## Written problem
Return every line of the data below that includes the string "this".

(Items from a data source)

┄┄┄┄┄┄┄┄┄┄┄┄┄┄┄┄┄┄┄┄

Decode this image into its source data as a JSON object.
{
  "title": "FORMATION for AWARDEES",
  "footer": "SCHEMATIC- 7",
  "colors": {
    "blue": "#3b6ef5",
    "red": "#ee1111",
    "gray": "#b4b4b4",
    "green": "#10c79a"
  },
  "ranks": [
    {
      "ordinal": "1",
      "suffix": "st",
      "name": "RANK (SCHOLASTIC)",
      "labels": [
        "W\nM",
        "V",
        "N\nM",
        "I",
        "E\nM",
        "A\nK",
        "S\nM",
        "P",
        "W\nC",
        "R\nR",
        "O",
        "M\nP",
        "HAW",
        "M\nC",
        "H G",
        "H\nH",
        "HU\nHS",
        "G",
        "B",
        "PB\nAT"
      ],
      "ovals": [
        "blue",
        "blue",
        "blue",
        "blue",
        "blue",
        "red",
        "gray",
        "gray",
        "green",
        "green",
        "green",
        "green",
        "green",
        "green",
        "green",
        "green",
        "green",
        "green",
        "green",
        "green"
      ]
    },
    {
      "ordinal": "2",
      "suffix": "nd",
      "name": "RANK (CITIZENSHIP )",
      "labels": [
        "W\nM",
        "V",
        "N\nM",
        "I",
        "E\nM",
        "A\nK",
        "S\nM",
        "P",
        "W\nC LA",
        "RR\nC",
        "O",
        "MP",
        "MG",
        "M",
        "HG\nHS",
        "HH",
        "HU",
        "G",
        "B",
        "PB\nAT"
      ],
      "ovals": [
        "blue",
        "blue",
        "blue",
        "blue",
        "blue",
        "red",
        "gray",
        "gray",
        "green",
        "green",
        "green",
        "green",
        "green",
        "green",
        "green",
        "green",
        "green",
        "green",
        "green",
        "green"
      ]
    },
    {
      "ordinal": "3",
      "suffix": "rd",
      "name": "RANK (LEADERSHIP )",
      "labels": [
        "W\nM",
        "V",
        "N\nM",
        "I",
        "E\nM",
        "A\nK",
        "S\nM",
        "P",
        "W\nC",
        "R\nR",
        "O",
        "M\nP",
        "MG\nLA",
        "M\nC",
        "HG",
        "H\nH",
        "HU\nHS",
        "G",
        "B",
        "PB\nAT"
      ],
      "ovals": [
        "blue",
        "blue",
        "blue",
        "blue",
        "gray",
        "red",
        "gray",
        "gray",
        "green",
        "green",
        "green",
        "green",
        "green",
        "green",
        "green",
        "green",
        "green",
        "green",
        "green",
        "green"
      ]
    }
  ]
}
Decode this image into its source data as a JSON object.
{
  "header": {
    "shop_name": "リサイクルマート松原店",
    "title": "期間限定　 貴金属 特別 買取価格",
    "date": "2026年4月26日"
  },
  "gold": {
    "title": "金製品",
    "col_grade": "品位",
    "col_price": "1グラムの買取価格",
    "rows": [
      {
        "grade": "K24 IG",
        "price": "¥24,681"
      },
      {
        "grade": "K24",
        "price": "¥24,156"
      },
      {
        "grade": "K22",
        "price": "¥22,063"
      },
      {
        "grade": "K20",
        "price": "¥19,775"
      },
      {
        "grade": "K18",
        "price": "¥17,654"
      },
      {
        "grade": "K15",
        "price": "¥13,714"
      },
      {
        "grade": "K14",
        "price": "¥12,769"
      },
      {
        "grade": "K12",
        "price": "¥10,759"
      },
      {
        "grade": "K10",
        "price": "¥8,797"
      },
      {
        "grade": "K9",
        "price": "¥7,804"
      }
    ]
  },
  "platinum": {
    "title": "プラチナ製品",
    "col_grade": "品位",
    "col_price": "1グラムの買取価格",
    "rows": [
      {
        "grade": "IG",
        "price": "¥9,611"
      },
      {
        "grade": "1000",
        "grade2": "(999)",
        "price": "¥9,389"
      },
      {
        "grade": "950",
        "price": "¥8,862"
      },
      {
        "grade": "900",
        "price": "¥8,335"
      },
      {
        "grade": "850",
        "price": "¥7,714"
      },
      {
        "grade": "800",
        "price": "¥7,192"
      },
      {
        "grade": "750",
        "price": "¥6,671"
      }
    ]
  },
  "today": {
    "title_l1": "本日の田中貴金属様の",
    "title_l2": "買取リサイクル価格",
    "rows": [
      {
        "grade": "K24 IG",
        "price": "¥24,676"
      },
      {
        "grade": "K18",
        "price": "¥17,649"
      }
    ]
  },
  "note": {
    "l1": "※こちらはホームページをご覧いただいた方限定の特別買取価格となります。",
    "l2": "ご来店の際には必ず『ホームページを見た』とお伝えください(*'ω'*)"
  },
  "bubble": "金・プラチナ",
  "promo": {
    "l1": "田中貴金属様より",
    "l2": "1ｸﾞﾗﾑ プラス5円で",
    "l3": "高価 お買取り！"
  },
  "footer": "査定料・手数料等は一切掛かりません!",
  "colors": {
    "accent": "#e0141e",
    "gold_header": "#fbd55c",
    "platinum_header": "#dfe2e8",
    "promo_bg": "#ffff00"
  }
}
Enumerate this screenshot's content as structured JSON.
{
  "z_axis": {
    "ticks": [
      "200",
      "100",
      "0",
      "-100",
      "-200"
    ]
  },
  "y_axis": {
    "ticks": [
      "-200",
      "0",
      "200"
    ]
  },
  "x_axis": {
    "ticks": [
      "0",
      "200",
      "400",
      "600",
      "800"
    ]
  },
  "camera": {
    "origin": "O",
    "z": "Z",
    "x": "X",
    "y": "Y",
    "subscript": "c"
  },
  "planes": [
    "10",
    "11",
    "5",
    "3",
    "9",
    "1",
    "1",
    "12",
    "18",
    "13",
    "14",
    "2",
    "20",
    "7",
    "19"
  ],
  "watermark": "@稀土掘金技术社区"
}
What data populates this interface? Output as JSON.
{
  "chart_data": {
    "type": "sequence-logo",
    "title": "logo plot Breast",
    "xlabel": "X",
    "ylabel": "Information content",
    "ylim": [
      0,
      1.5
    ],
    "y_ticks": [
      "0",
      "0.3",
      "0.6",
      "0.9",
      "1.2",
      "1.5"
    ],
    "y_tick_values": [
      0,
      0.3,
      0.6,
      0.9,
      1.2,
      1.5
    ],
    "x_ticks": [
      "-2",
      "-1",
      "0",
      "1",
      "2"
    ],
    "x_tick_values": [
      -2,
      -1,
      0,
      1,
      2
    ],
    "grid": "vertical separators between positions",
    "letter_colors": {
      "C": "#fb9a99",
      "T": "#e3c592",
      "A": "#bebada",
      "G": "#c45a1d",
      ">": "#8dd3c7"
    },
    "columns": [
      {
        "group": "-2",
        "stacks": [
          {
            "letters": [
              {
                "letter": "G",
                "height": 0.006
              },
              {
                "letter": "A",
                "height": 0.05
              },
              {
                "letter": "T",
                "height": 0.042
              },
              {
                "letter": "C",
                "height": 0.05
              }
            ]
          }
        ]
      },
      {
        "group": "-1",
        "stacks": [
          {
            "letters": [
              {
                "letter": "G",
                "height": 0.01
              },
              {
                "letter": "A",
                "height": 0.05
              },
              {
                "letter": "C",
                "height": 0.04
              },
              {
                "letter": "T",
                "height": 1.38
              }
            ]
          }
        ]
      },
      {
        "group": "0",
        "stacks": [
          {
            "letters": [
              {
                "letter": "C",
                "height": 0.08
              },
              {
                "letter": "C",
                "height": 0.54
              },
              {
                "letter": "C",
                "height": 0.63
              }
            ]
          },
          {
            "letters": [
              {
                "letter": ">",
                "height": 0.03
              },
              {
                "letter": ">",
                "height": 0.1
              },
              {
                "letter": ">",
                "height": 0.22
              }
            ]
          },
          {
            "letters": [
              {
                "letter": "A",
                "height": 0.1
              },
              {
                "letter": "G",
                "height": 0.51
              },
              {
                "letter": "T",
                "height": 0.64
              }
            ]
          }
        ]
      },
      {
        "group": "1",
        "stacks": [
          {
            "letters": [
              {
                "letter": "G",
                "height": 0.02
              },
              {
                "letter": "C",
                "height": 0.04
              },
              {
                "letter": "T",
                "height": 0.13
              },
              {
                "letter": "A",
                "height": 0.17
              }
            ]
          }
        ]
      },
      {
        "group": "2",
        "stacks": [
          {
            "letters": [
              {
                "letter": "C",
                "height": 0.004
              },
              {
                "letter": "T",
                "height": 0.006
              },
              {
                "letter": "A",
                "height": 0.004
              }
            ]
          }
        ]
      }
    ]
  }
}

┄┄┄┄┄┄┄┄┄┄┄┄┄┄┄┄┄┄┄┄

## Answer for the task
Decode this image into its source data as a JSON object.
Decode this image into its source data as a JSON object.
Enumerate this screenshot's content as structured JSON.
What data populates this interface? Output as JSON.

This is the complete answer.